DATA SUPPLIED:
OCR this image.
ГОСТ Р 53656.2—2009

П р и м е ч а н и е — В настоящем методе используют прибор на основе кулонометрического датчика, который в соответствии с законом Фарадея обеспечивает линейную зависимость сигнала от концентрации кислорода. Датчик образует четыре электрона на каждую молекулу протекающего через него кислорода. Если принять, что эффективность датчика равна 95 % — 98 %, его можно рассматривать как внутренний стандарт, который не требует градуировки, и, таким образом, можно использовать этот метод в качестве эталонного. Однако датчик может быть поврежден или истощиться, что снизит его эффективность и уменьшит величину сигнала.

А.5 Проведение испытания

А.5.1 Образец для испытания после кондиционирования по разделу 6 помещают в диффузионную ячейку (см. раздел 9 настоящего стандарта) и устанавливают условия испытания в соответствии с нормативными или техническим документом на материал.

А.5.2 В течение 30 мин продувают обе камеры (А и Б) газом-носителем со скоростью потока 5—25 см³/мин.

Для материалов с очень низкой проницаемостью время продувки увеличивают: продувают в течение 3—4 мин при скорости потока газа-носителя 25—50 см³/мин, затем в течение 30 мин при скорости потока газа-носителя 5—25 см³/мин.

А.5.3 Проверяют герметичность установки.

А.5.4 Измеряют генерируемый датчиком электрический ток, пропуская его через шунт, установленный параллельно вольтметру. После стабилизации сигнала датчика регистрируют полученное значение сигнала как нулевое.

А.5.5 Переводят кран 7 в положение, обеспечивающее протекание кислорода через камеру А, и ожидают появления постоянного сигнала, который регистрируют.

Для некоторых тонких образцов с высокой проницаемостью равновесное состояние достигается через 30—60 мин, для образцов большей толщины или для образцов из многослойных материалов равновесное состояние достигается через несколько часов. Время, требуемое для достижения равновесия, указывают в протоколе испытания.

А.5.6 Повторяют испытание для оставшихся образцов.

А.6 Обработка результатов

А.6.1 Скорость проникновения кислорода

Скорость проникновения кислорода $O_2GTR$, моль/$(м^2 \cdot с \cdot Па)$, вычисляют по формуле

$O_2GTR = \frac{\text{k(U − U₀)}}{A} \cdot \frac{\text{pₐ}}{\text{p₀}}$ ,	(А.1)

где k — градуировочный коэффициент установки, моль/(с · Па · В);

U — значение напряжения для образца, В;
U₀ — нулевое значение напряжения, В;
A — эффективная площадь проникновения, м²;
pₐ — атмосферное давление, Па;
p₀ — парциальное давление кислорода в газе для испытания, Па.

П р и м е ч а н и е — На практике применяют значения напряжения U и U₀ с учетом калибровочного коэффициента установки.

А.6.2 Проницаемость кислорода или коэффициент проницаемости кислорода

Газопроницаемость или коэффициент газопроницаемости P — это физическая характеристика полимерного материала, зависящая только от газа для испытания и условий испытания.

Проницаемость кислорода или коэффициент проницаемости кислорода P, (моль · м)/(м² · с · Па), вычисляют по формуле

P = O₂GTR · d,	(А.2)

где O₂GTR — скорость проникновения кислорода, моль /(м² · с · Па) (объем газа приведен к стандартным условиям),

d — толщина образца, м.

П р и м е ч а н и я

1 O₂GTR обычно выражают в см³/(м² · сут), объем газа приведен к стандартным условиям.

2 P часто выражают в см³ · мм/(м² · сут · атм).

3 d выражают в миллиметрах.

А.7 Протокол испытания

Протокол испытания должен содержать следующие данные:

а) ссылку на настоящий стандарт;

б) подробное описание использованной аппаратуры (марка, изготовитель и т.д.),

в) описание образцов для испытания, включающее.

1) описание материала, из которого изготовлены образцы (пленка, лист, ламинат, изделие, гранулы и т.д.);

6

TASK DIRECTIONS:
Your answer should be only the number of lines that hold the word "условиям".

TASK RESPONSE:
2